Information shown

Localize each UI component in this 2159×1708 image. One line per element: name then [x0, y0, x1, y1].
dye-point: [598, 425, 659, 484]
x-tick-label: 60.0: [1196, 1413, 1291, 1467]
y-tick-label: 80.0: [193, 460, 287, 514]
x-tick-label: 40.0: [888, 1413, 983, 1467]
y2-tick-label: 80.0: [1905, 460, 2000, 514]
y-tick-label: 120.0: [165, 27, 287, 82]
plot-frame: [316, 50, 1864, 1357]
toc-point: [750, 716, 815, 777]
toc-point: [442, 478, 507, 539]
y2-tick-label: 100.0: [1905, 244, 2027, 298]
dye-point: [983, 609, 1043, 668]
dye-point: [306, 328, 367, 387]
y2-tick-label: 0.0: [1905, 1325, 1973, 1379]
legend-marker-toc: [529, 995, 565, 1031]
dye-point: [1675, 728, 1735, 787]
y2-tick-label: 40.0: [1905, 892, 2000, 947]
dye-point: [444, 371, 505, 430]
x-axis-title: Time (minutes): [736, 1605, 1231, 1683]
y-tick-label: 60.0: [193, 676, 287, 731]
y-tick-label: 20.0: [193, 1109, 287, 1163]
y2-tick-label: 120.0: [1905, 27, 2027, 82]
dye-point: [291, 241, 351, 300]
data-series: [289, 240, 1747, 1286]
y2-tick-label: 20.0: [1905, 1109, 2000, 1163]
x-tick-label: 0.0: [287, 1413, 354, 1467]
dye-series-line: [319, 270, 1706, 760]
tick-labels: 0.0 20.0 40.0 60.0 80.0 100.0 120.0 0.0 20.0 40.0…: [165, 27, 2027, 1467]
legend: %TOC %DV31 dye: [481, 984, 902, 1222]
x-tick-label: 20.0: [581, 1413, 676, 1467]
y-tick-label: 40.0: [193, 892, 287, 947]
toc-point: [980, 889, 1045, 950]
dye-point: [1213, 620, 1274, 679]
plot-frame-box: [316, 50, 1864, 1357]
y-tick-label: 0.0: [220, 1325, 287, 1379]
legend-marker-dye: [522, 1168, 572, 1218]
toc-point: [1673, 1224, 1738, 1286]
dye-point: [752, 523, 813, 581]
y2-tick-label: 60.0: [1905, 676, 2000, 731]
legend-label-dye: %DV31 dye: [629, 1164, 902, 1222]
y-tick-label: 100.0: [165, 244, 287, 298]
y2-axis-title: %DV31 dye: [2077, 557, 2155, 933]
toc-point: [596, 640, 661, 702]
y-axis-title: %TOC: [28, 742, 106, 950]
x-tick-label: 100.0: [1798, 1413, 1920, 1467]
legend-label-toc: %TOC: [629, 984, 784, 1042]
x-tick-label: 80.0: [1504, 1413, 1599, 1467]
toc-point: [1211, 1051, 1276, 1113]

Problem description
Collect every line of the material above that contains the string "legend", copying each line in full and matching case exactly.

The output
legend-marker-toc: [529, 995, 565, 1031]
legend: %TOC %DV31 dye: [481, 984, 902, 1222]
legend-marker-dye: [522, 1168, 572, 1218]
legend-label-dye: %DV31 dye: [629, 1164, 902, 1222]
legend-label-toc: %TOC: [629, 984, 784, 1042]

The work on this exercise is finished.